| Material supplied |
* * * *

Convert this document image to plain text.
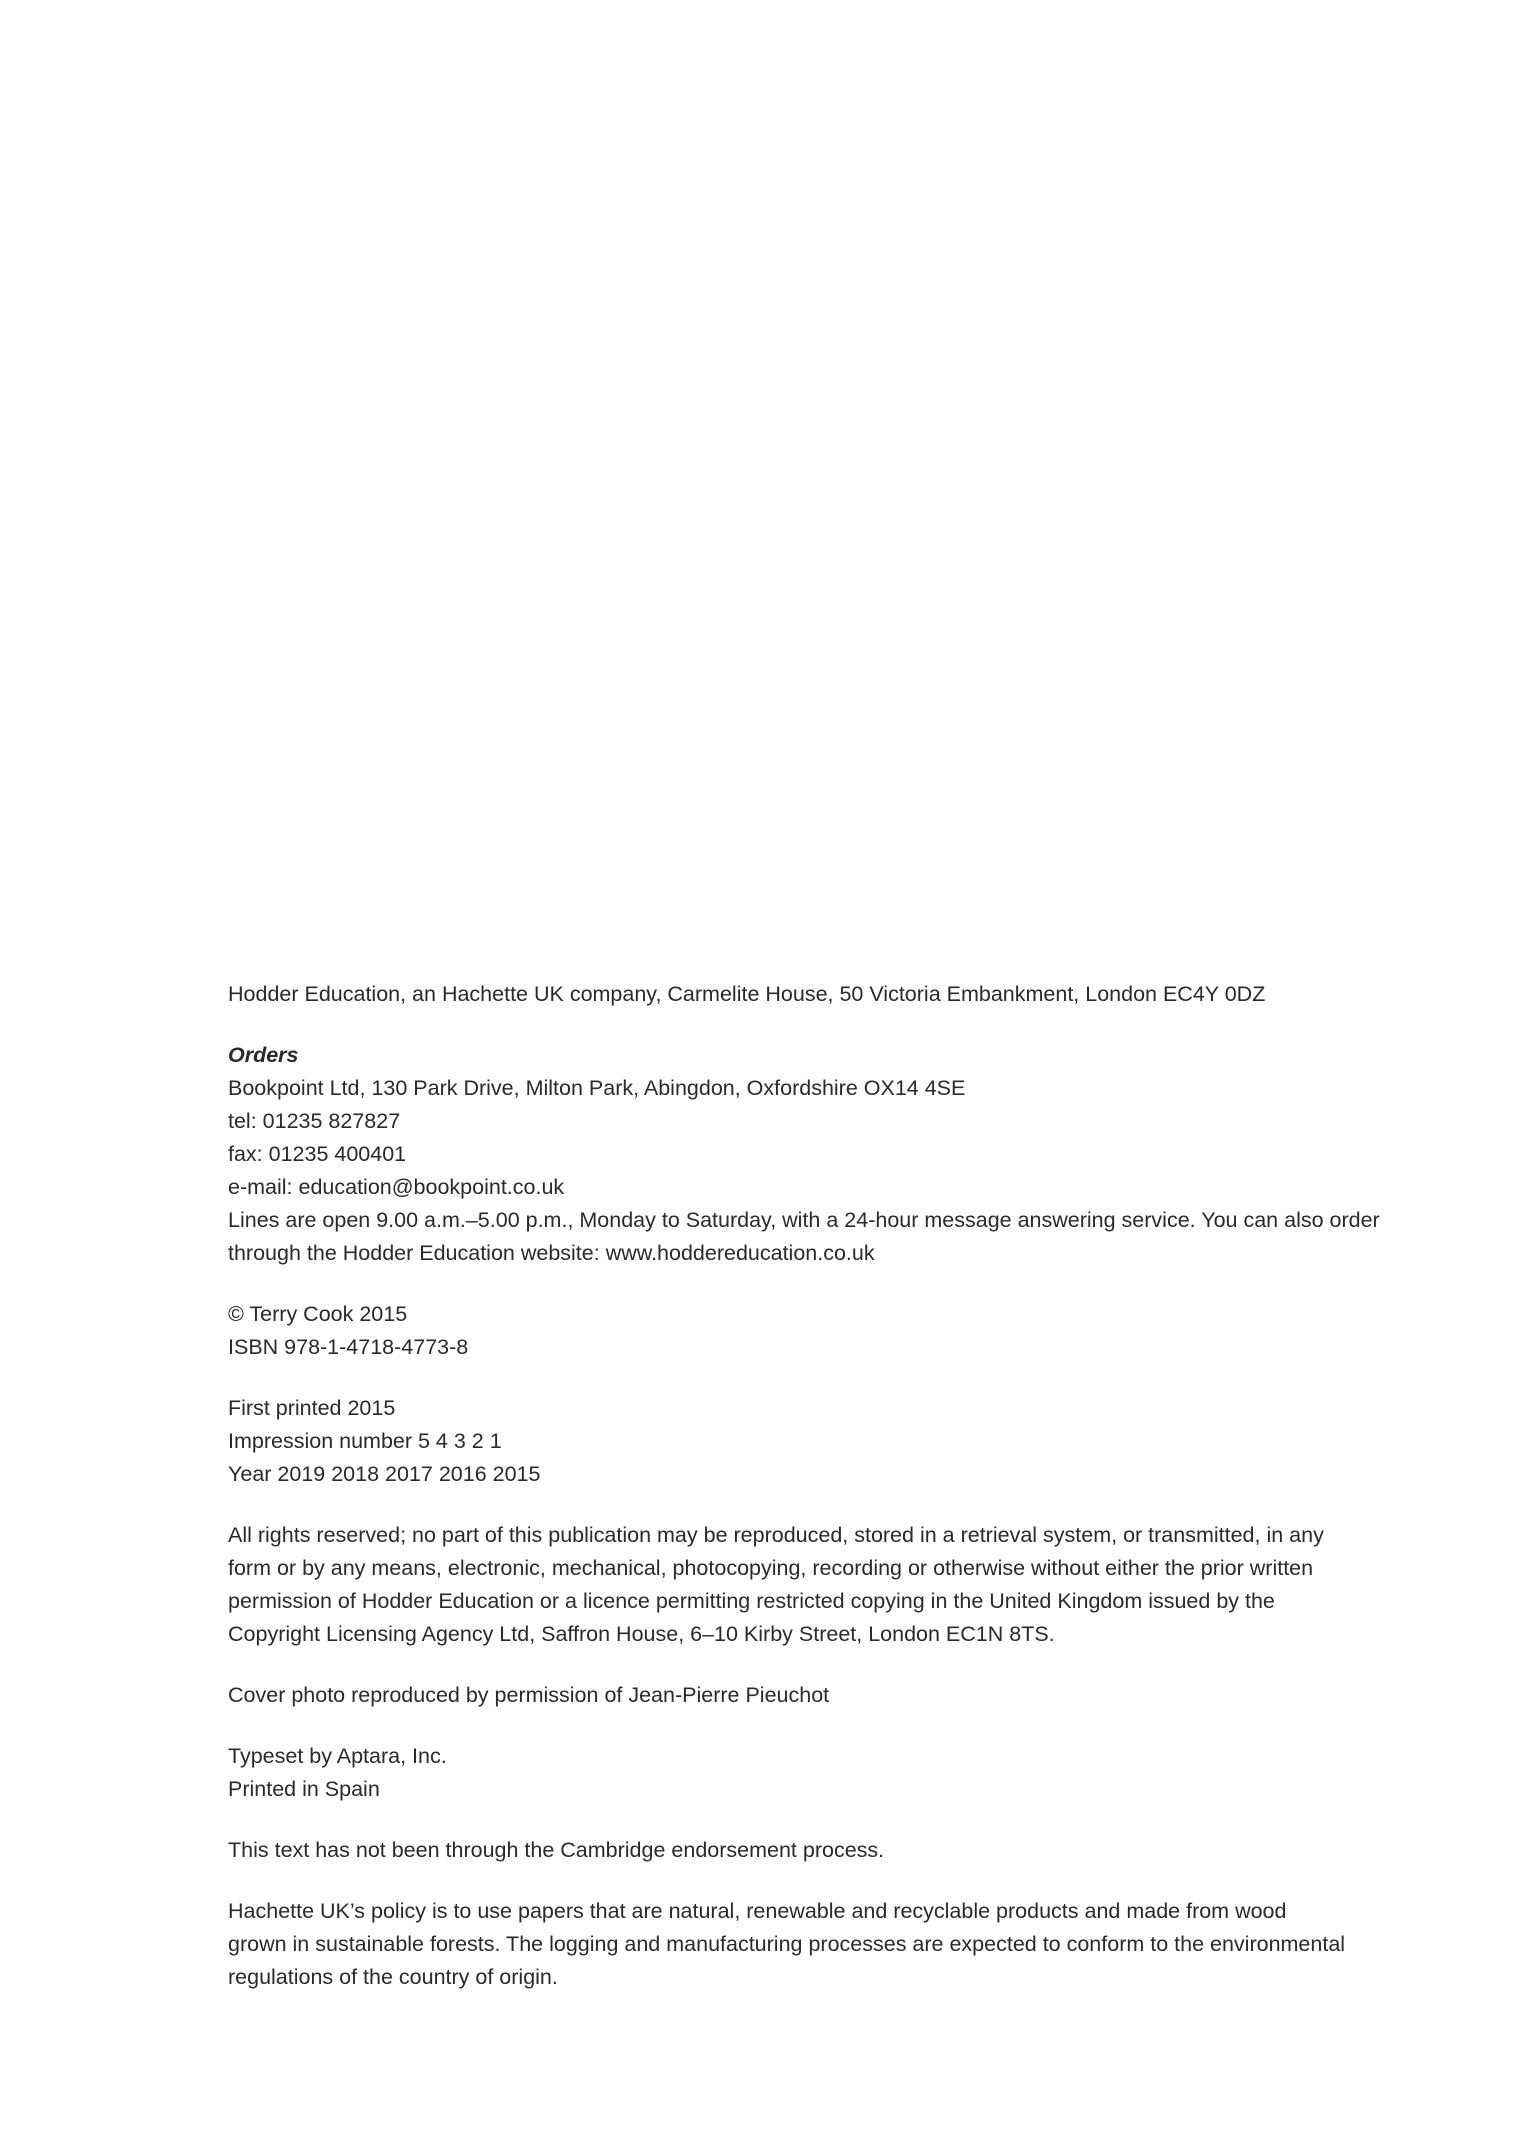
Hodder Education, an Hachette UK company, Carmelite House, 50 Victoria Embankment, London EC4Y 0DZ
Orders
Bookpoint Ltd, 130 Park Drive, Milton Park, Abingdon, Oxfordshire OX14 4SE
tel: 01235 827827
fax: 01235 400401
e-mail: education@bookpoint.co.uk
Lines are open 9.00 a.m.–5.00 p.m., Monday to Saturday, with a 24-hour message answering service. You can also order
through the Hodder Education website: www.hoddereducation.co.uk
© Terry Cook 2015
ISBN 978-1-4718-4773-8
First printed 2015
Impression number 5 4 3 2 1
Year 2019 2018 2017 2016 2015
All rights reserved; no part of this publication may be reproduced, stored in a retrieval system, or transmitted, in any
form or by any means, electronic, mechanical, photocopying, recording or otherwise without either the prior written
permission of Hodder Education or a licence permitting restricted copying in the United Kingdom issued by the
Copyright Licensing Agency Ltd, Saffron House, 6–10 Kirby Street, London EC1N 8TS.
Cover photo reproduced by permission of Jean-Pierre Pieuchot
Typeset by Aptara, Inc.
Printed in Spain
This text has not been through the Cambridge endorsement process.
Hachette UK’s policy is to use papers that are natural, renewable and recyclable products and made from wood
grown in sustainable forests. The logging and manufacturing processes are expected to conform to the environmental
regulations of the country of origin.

* * * *

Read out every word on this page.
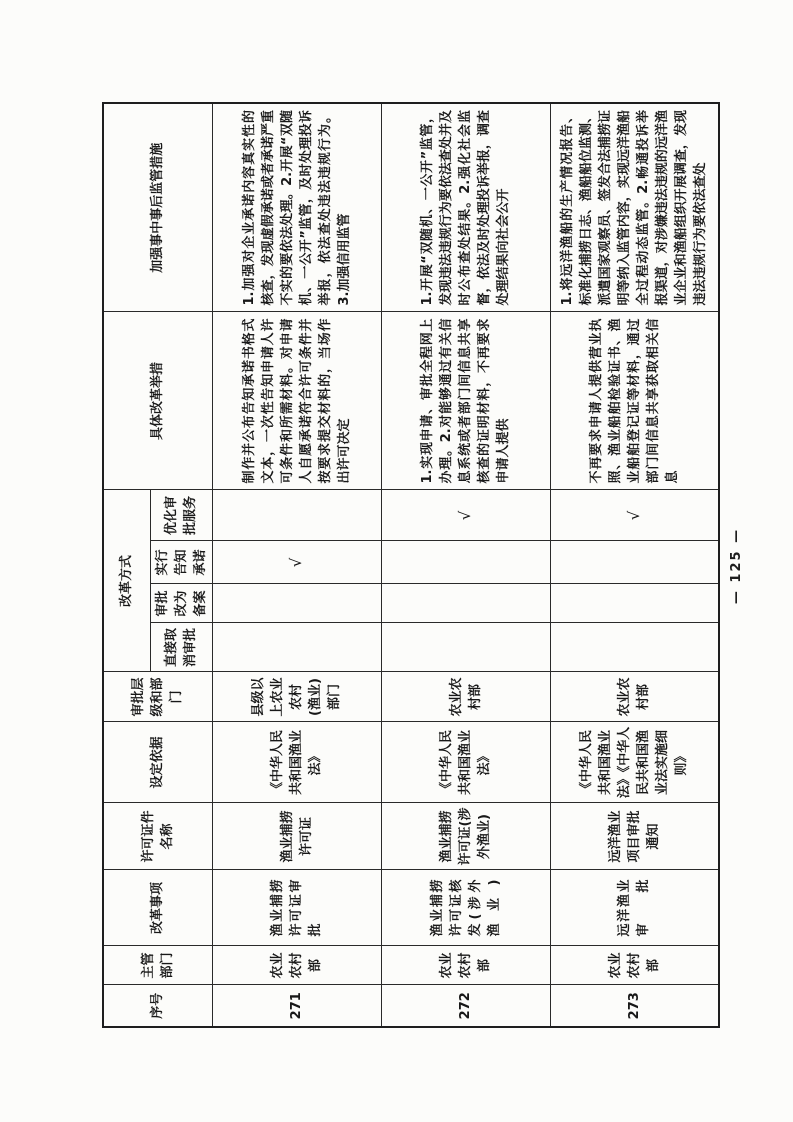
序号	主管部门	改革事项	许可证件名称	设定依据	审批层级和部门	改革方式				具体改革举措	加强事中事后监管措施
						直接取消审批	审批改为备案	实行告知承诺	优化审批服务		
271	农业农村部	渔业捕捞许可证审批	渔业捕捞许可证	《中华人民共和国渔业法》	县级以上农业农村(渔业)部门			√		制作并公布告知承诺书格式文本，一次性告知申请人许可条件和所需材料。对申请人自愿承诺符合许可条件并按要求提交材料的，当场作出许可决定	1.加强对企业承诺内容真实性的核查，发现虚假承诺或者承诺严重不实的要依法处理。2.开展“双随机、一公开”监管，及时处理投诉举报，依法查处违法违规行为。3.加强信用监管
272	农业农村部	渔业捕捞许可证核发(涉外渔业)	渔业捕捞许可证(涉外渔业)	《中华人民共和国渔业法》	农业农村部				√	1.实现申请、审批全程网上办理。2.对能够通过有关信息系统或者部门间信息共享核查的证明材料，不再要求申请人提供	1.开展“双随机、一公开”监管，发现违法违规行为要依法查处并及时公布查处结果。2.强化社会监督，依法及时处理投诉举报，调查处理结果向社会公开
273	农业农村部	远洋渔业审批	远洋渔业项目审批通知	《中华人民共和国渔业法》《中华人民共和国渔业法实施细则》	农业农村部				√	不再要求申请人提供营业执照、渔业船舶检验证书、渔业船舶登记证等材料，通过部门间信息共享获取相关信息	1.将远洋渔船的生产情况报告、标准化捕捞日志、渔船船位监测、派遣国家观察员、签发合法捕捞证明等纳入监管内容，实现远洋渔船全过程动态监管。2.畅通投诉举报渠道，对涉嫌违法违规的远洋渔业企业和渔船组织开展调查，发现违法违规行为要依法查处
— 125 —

* * * *

| Problem description |
Lines that hold "中华人民共和国渔业法" are the ones to copy; find all of them.

| Problem solution |
271	农业农村部	渔业捕捞许可证审批	渔业捕捞许可证	《中华人民共和国渔业法》	县级以上农业农村(渔业)部门			√		制作并公布告知承诺书格式文本，一次性告知申请人许可条件和所需材料。对申请人自愿承诺符合许可条件并按要求提交材料的，当场作出许可决定	1.加强对企业承诺内容真实性的核查，发现虚假承诺或者承诺严重不实的要依法处理。2.开展“双随机、一公开”监管，及时处理投诉举报，依法查处违法违规行为。3.加强信用监管
272	农业农村部	渔业捕捞许可证核发(涉外渔业)	渔业捕捞许可证(涉外渔业)	《中华人民共和国渔业法》	农业农村部				√	1.实现申请、审批全程网上办理。2.对能够通过有关信息系统或者部门间信息共享核查的证明材料，不再要求申请人提供	1.开展“双随机、一公开”监管，发现违法违规行为要依法查处并及时公布查处结果。2.强化社会监督，依法及时处理投诉举报，调查处理结果向社会公开
273	农业农村部	远洋渔业审批	远洋渔业项目审批通知	《中华人民共和国渔业法》《中华人民共和国渔业法实施细则》	农业农村部				√	不再要求申请人提供营业执照、渔业船舶检验证书、渔业船舶登记证等材料，通过部门间信息共享获取相关信息	1.将远洋渔船的生产情况报告、标准化捕捞日志、渔船船位监测、派遣国家观察员、签发合法捕捞证明等纳入监管内容，实现远洋渔船全过程动态监管。2.畅通投诉举报渠道，对涉嫌违法违规的远洋渔业企业和渔船组织开展调查，发现违法违规行为要依法查处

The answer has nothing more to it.